[START Data to process]

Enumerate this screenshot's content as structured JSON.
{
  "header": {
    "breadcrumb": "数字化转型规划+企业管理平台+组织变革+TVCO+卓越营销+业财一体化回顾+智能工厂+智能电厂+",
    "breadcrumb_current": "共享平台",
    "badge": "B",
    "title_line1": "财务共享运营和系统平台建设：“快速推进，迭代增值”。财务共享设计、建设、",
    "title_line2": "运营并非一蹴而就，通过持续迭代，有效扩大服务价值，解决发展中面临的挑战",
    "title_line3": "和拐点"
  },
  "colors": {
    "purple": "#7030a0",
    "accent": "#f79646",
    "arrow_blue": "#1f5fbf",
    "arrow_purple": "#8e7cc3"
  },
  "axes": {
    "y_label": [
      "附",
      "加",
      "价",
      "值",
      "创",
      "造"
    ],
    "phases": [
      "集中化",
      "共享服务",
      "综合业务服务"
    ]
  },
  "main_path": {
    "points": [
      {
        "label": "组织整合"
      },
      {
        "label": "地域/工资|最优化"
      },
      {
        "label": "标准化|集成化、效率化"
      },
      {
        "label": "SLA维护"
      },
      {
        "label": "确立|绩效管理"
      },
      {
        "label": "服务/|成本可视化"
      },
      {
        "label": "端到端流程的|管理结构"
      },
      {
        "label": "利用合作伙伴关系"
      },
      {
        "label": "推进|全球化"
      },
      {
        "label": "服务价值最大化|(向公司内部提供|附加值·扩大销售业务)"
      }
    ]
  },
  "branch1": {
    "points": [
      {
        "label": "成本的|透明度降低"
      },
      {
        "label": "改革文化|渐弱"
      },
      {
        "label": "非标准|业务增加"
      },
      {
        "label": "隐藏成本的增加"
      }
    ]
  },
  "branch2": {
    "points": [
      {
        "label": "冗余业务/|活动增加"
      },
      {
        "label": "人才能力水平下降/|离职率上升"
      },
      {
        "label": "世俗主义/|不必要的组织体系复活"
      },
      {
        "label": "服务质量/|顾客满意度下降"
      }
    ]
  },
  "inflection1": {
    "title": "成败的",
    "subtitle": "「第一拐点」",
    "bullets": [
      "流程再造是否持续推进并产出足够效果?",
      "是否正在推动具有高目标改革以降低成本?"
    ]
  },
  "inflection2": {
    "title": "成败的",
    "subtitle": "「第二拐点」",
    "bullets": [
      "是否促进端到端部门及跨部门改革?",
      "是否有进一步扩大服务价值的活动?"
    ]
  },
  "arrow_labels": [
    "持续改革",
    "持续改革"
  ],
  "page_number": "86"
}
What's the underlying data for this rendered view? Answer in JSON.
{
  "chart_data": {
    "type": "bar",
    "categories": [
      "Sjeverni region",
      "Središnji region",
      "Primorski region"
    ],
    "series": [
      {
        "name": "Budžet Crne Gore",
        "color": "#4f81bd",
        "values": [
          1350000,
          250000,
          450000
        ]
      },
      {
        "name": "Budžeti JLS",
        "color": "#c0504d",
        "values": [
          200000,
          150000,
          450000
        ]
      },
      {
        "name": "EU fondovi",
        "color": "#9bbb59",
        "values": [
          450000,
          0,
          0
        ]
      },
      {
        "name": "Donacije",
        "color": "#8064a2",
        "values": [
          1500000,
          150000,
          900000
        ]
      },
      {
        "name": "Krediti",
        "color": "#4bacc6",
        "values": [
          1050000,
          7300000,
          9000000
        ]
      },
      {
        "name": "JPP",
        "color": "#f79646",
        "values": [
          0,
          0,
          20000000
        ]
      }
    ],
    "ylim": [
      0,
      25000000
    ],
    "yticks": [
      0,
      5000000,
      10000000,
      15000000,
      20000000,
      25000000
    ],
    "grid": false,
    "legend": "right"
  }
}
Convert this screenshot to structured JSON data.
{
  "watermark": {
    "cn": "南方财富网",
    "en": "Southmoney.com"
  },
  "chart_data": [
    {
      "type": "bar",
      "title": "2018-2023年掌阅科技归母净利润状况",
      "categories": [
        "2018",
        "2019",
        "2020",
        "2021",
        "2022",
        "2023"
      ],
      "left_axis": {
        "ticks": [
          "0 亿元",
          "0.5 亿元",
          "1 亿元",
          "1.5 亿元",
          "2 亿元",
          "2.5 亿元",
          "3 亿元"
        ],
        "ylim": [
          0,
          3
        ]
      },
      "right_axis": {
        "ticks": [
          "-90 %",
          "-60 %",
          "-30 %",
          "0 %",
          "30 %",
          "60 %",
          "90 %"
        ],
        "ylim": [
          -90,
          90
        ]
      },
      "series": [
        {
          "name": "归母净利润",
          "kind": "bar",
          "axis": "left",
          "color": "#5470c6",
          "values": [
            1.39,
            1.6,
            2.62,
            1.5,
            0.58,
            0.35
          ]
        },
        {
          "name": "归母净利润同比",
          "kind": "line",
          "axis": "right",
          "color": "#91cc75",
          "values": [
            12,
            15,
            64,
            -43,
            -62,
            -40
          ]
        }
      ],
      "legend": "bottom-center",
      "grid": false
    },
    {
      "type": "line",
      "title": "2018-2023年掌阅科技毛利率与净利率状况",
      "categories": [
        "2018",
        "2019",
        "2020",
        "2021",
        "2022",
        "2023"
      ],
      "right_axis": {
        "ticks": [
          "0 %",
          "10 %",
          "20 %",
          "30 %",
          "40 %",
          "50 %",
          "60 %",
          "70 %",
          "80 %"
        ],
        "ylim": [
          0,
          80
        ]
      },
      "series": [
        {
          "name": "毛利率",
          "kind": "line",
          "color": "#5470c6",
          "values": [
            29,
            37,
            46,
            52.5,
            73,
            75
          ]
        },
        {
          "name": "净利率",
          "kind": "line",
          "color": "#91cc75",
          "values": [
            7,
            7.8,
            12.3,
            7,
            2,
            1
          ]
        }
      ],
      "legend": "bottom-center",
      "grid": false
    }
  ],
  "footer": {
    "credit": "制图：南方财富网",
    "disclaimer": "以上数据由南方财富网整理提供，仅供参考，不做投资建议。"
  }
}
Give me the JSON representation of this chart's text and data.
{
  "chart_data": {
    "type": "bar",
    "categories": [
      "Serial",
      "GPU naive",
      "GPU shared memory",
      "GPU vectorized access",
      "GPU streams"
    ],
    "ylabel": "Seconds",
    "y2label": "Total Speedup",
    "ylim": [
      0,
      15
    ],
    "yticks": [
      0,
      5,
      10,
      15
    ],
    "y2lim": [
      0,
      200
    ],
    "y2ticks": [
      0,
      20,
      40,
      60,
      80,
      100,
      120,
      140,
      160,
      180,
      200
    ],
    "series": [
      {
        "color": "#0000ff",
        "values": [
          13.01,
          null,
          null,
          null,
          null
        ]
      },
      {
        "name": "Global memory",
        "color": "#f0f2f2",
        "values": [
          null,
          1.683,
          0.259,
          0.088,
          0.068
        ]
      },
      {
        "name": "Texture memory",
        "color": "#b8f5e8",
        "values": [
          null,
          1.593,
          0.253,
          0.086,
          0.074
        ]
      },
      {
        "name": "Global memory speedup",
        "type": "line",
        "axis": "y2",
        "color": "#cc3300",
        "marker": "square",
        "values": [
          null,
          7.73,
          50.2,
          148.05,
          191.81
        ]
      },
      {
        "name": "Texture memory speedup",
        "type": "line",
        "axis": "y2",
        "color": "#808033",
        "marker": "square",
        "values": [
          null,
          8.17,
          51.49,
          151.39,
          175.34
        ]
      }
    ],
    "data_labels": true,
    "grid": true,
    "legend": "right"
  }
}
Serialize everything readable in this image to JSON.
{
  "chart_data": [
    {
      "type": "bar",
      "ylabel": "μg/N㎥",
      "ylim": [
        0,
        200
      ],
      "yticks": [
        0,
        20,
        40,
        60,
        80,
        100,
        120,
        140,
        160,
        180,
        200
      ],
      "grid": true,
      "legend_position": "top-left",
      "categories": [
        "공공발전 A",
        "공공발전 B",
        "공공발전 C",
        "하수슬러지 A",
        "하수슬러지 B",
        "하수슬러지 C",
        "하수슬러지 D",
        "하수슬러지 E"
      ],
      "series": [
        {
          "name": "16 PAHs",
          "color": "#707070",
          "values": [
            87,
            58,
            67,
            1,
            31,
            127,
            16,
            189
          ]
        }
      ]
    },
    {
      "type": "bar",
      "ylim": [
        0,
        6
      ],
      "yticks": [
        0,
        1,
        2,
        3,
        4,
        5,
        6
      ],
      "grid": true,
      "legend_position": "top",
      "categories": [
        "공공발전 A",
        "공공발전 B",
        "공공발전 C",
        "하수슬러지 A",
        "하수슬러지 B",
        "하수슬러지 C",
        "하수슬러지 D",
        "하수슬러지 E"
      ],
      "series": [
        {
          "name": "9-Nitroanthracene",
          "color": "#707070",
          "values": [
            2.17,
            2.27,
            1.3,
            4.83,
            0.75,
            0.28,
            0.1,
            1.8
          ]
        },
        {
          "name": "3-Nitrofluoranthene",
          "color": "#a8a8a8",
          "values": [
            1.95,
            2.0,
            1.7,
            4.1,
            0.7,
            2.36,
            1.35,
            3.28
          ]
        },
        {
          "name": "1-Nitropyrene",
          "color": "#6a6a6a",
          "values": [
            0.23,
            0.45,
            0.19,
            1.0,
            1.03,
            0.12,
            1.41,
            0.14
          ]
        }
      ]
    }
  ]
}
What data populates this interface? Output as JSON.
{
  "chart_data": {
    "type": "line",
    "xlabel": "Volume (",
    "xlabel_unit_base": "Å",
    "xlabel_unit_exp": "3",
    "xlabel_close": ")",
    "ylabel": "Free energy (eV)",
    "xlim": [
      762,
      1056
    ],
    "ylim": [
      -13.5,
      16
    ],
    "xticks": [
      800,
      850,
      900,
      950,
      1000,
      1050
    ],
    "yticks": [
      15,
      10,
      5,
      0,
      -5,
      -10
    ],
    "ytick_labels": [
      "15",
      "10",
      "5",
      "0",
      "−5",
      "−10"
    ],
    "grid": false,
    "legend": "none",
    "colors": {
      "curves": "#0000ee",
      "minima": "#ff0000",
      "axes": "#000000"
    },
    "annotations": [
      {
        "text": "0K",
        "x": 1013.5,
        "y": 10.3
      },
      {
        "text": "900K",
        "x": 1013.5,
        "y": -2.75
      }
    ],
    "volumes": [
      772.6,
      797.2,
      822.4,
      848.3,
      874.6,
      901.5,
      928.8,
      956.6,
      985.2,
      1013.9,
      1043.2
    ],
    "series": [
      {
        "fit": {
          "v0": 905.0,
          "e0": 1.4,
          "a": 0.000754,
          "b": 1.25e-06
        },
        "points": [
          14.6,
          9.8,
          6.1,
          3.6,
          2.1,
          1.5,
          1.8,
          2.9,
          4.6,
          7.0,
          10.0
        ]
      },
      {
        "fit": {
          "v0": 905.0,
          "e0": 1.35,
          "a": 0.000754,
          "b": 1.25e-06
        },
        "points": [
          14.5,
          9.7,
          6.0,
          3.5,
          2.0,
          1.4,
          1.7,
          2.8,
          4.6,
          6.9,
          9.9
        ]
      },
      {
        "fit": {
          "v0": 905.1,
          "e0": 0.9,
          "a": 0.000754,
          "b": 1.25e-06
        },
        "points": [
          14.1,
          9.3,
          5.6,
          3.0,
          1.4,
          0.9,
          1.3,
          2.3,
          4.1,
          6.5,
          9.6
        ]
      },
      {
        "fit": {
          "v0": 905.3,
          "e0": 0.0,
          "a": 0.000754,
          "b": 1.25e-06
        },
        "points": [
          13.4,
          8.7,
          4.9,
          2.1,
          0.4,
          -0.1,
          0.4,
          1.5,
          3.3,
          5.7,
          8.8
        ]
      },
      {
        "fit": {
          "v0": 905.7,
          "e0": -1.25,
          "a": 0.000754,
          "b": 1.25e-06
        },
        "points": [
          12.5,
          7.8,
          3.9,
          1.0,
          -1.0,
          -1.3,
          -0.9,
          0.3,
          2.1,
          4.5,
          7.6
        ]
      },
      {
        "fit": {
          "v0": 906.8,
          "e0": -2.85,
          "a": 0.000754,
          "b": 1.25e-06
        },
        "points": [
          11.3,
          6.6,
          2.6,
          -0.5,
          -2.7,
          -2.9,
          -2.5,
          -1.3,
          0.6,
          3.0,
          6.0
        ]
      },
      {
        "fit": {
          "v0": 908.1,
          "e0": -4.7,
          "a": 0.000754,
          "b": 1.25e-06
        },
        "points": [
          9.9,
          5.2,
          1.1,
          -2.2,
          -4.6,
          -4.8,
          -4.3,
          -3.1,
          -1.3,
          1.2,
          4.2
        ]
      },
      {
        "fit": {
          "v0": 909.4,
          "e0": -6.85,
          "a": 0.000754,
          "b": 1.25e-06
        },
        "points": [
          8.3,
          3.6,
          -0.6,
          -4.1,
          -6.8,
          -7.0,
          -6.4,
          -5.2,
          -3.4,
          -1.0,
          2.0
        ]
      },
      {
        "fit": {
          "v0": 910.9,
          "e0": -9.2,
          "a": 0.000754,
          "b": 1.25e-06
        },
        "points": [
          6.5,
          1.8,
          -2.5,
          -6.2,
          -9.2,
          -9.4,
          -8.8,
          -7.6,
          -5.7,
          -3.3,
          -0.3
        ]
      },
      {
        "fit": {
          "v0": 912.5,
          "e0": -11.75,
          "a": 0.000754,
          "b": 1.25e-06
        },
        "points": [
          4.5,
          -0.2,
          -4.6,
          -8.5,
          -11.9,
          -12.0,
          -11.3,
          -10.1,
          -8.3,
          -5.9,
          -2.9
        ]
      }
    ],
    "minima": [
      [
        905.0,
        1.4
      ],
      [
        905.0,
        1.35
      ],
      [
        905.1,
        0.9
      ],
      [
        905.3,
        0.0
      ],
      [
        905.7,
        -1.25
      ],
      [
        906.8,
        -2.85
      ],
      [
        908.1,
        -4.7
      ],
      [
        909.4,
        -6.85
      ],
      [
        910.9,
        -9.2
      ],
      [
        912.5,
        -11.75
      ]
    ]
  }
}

[END Data to process]

Scan the listing above and identify each line holding the string "screenshot"; copy every such line.

__Result of this task__:
Enumerate this screenshot's content as structured JSON.
Convert this screenshot to structured JSON data.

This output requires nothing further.